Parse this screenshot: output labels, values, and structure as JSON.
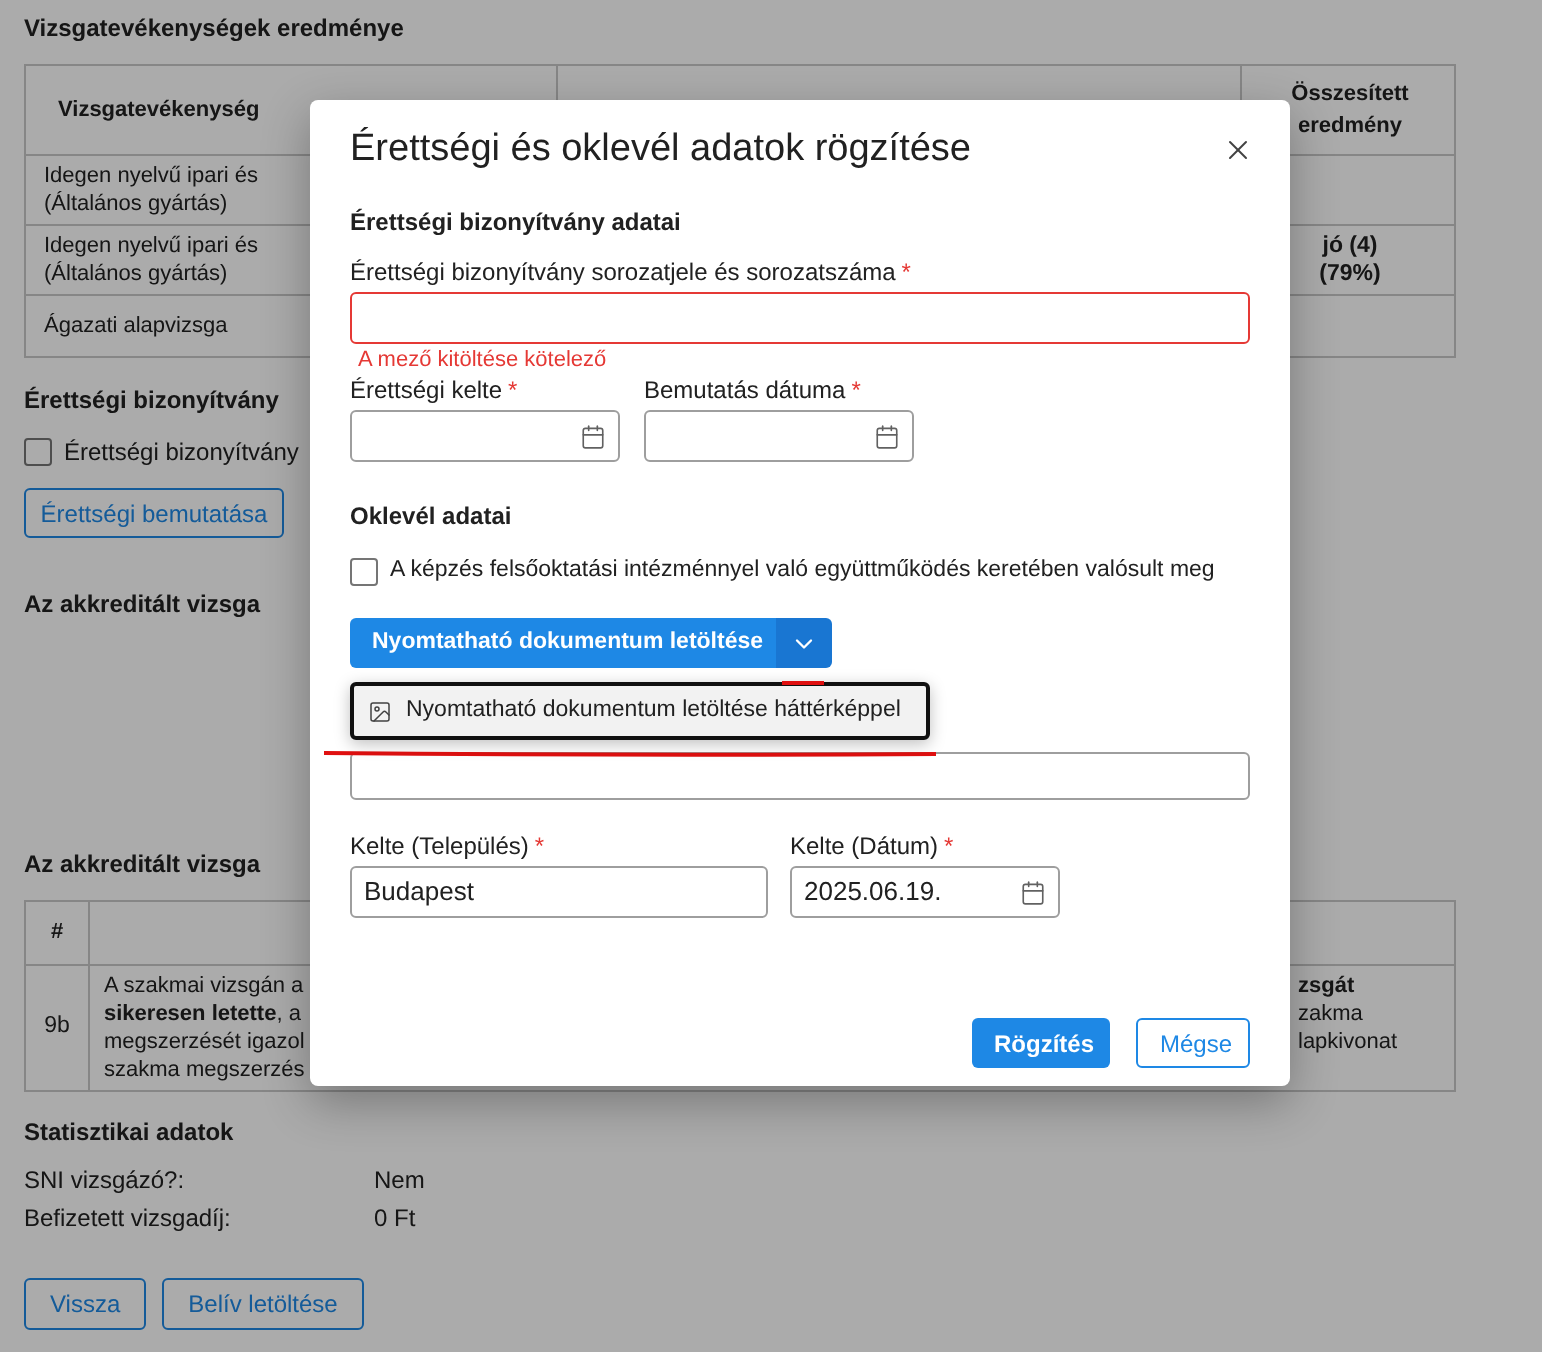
{
  "background": {
    "results": {
      "title": "Vizsgatevékenységek eredménye",
      "columns": [
        {
          "label": "Vizsgatevékenység"
        },
        {
          "label": "Összesített eredmény"
        }
      ],
      "rows": [
        {
          "activity": [
            "Idegen nyelvű ipari és",
            "(Általános gyártás)"
          ]
        },
        {
          "activity": [
            "Idegen nyelvű ipari és",
            "(Általános gyártás)"
          ],
          "total": [
            "jó (4)",
            "(79%)"
          ]
        },
        {
          "activity": [
            "Ágazati alapvizsga"
          ]
        }
      ]
    },
    "certificate": {
      "title": "Érettségi bizonyítvány",
      "checkbox": {
        "label": "Érettségi bizonyítvány",
        "checked": false
      },
      "button": "Érettségi bemutatása"
    },
    "center_sections": [
      {
        "title": "Az akkreditált vizsga"
      },
      {
        "title": "Az akkreditált vizsga"
      }
    ],
    "clause_table": {
      "columns": [
        {
          "label": "#"
        }
      ],
      "rows": [
        {
          "number": "9b",
          "left_lines": [
            "A szakmai vizsgán a",
            "**sikeresen letette**, a",
            "megszerzését igazol",
            "szakma megszerzés"
          ],
          "right_lines": [
            "**zsgát**",
            "zakma",
            "lapkivonat"
          ]
        }
      ]
    },
    "statistics": {
      "title": "Statisztikai adatok",
      "items": [
        {
          "label": "SNI vizsgázó?:",
          "value": "Nem"
        },
        {
          "label": "Befizetett vizsgadíj:",
          "value": "0 Ft"
        }
      ]
    },
    "buttons": [
      "Vissza",
      "Belív letöltése"
    ]
  },
  "dialog": {
    "title": "Érettségi és oklevél adatok rögzítése",
    "certificate_section": {
      "title": "Érettségi bizonyítvány adatai",
      "serial_field": {
        "label": "Érettségi bizonyítvány sorozatjele és sorozatszáma",
        "required_mark": "*",
        "invalid": true,
        "error": "A mező kitöltése kötelező"
      },
      "date_fields": [
        {
          "label": "Érettségi kelte",
          "required_mark": "*",
          "kind": "date"
        },
        {
          "label": "Bemutatás dátuma",
          "required_mark": "*",
          "kind": "date"
        }
      ]
    },
    "diploma_section": {
      "title": "Oklevél adatai",
      "checkbox": {
        "label": "A képzés felsőoktatási intézménnyel való együttműködés keretében valósult meg",
        "checked": false
      },
      "split_button": {
        "label": "Nyomtatható dokumentum letöltése",
        "menu_open": true,
        "menu": [
          {
            "label": "Nyomtatható dokumentum letöltése háttérképpel",
            "focused": true
          }
        ]
      },
      "place_fields": [
        {
          "label": "Kelte (Település)",
          "required_mark": "*",
          "kind": "text",
          "value": "Budapest"
        },
        {
          "label": "Kelte (Dátum)",
          "required_mark": "*",
          "kind": "date",
          "value": "2025.06.19."
        }
      ]
    },
    "actions": [
      {
        "label": "Rögzítés",
        "kind": "primary"
      },
      {
        "label": "Mégse",
        "kind": "secondary"
      }
    ]
  }
}
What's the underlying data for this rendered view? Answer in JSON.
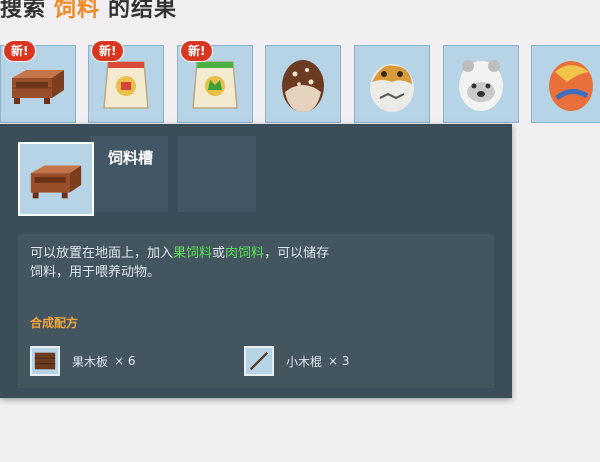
{
  "search": {
    "prefix": "搜索",
    "keyword": "饲料",
    "suffix": "的结果"
  },
  "items": [
    {
      "name": "饲料槽",
      "badge": "新!",
      "icon": "trough-icon"
    },
    {
      "name": "",
      "badge": "新!",
      "icon": "feed-bag-red-icon"
    },
    {
      "name": "",
      "badge": "新!",
      "icon": "feed-bag-green-icon"
    },
    {
      "name": "",
      "badge": "",
      "icon": "spotted-egg-icon"
    },
    {
      "name": "",
      "badge": "",
      "icon": "animal-egg-icon"
    },
    {
      "name": "",
      "badge": "",
      "icon": "bear-egg-icon"
    },
    {
      "name": "",
      "badge": "",
      "icon": "orange-egg-icon"
    }
  ],
  "tooltip": {
    "name": "饲料槽",
    "desc_part1": "可以放置在地面上，加入",
    "desc_link1": "果饲料",
    "desc_or": "或",
    "desc_link2": "肉饲料",
    "desc_part2": "，可以储存",
    "desc_line2": "饲料，用于喂养动物。",
    "recipe_title": "合成配方",
    "ingredients": [
      {
        "name": "果木板",
        "qty": "× 6",
        "icon": "fruit-wood-plank-icon"
      },
      {
        "name": "小木棍",
        "qty": "× 3",
        "icon": "small-stick-icon"
      }
    ]
  },
  "colors": {
    "keyword": "#f08a24",
    "highlight": "#5ee05a",
    "recipe": "#f0a43a",
    "badge": "#d9361f"
  }
}
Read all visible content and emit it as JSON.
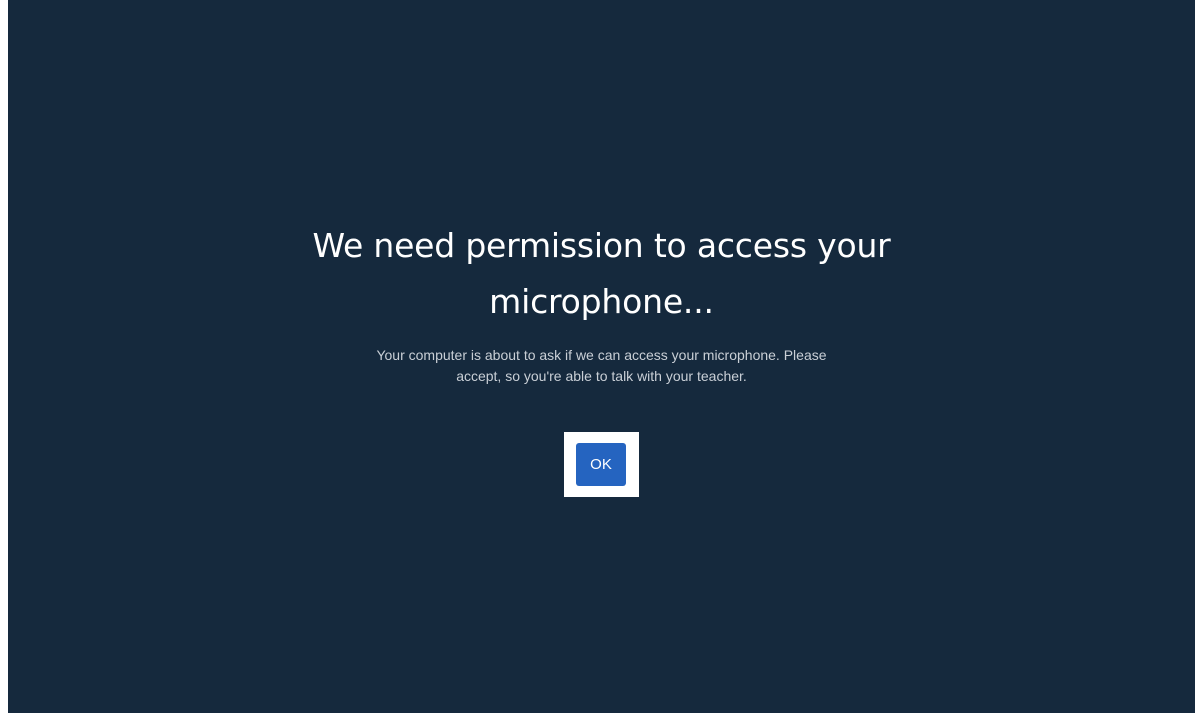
{
  "dialog": {
    "title_line1": "We need permission to access your",
    "title_line2": "microphone...",
    "description_line1": "Your computer is about to ask if we can access your microphone. Please",
    "description_line2": "accept, so you're able to talk with your teacher.",
    "ok_label": "OK"
  },
  "colors": {
    "background": "#15293d",
    "button": "#2564c0",
    "focus_outline": "#ffffff",
    "title_text": "#ffffff",
    "description_text": "#c9cfd6"
  }
}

***

__Written exercise__.
Reproduce every entry word for word, but skip any pictures.

__Exercise answer__.
Parse this screenshot: output labels, values, and structure as JSON.
{
  "background": {
    "results": {
      "title": "Vizsgatevékenységek eredménye",
      "columns": [
        {
          "label": "Vizsgatevékenység"
        },
        {
          "label": "Összesített eredmény"
        }
      ],
      "rows": [
        {
          "activity": [
            "Idegen nyelvű ipari és",
            "(Általános gyártás)"
          ]
        },
        {
          "activity": [
            "Idegen nyelvű ipari és",
            "(Általános gyártás)"
          ],
          "total": [
            "jó (4)",
            "(79%)"
          ]
        },
        {
          "activity": [
            "Ágazati alapvizsga"
          ]
        }
      ]
    },
    "certificate": {
      "title": "Érettségi bizonyítvány",
      "checkbox": {
        "label": "Érettségi bizonyítvány",
        "checked": false
      },
      "button": "Érettségi bemutatása"
    },
    "center_sections": [
      {
        "title": "Az akkreditált vizsga"
      },
      {
        "title": "Az akkreditált vizsga"
      }
    ],
    "clause_table": {
      "columns": [
        {
          "label": "#"
        }
      ],
      "rows": [
        {
          "number": "9b",
          "left_lines": [
            "A szakmai vizsgán a",
            "**sikeresen letette**, a",
            "megszerzését igazol",
            "szakma megszerzés"
          ],
          "right_lines": [
            "**zsgát**",
            "zakma",
            "lapkivonat"
          ]
        }
      ]
    },
    "statistics": {
      "title": "Statisztikai adatok",
      "items": [
        {
          "label": "SNI vizsgázó?:",
          "value": "Nem"
        },
        {
          "label": "Befizetett vizsgadíj:",
          "value": "0 Ft"
        }
      ]
    },
    "buttons": [
      "Vissza",
      "Belív letöltése"
    ]
  },
  "dialog": {
    "title": "Érettségi és oklevél adatok rögzítése",
    "certificate_section": {
      "title": "Érettségi bizonyítvány adatai",
      "serial_field": {
        "label": "Érettségi bizonyítvány sorozatjele és sorozatszáma",
        "required_mark": "*",
        "invalid": true,
        "error": "A mező kitöltése kötelező"
      },
      "date_fields": [
        {
          "label": "Érettségi kelte",
          "required_mark": "*",
          "kind": "date"
        },
        {
          "label": "Bemutatás dátuma",
          "required_mark": "*",
          "kind": "date"
        }
      ]
    },
    "diploma_section": {
      "title": "Oklevél adatai",
      "checkbox": {
        "label": "A képzés felsőoktatási intézménnyel való együttműködés keretében valósult meg",
        "checked": false
      },
      "split_button": {
        "label": "Nyomtatható dokumentum letöltése",
        "menu_open": true,
        "menu": [
          {
            "label": "Nyomtatható dokumentum letöltése háttérképpel",
            "focused": true
          }
        ]
      },
      "place_fields": [
        {
          "label": "Kelte (Település)",
          "required_mark": "*",
          "kind": "text",
          "value": "Budapest"
        },
        {
          "label": "Kelte (Dátum)",
          "required_mark": "*",
          "kind": "date",
          "value": "2025.06.19."
        }
      ]
    },
    "actions": [
      {
        "label": "Rögzítés",
        "kind": "primary"
      },
      {
        "label": "Mégse",
        "kind": "secondary"
      }
    ]
  }
}
What's the underlying data for this rendered view? Answer in JSON.
{
  "search": {
    "prefix": "搜索",
    "keyword": "饲料",
    "suffix": "的结果"
  },
  "items": [
    {
      "name": "饲料槽",
      "badge": "新!",
      "icon": "trough-icon"
    },
    {
      "name": "",
      "badge": "新!",
      "icon": "feed-bag-red-icon"
    },
    {
      "name": "",
      "badge": "新!",
      "icon": "feed-bag-green-icon"
    },
    {
      "name": "",
      "badge": "",
      "icon": "spotted-egg-icon"
    },
    {
      "name": "",
      "badge": "",
      "icon": "animal-egg-icon"
    },
    {
      "name": "",
      "badge": "",
      "icon": "bear-egg-icon"
    },
    {
      "name": "",
      "badge": "",
      "icon": "orange-egg-icon"
    }
  ],
  "tooltip": {
    "name": "饲料槽",
    "desc_part1": "可以放置在地面上，加入",
    "desc_link1": "果饲料",
    "desc_or": "或",
    "desc_link2": "肉饲料",
    "desc_part2": "，可以储存",
    "desc_line2": "饲料，用于喂养动物。",
    "recipe_title": "合成配方",
    "ingredients": [
      {
        "name": "果木板",
        "qty": "× 6",
        "icon": "fruit-wood-plank-icon"
      },
      {
        "name": "小木棍",
        "qty": "× 3",
        "icon": "small-stick-icon"
      }
    ]
  },
  "colors": {
    "keyword": "#f08a24",
    "highlight": "#5ee05a",
    "recipe": "#f0a43a",
    "badge": "#d9361f"
  }
}
Read all visible content and emit it as JSON.
{
  "dialog": {
    "title_line1": "We need permission to access your",
    "title_line2": "microphone...",
    "description_line1": "Your computer is about to ask if we can access your microphone. Please",
    "description_line2": "accept, so you're able to talk with your teacher.",
    "ok_label": "OK"
  },
  "colors": {
    "background": "#15293d",
    "button": "#2564c0",
    "focus_outline": "#ffffff",
    "title_text": "#ffffff",
    "description_text": "#c9cfd6"
  }
}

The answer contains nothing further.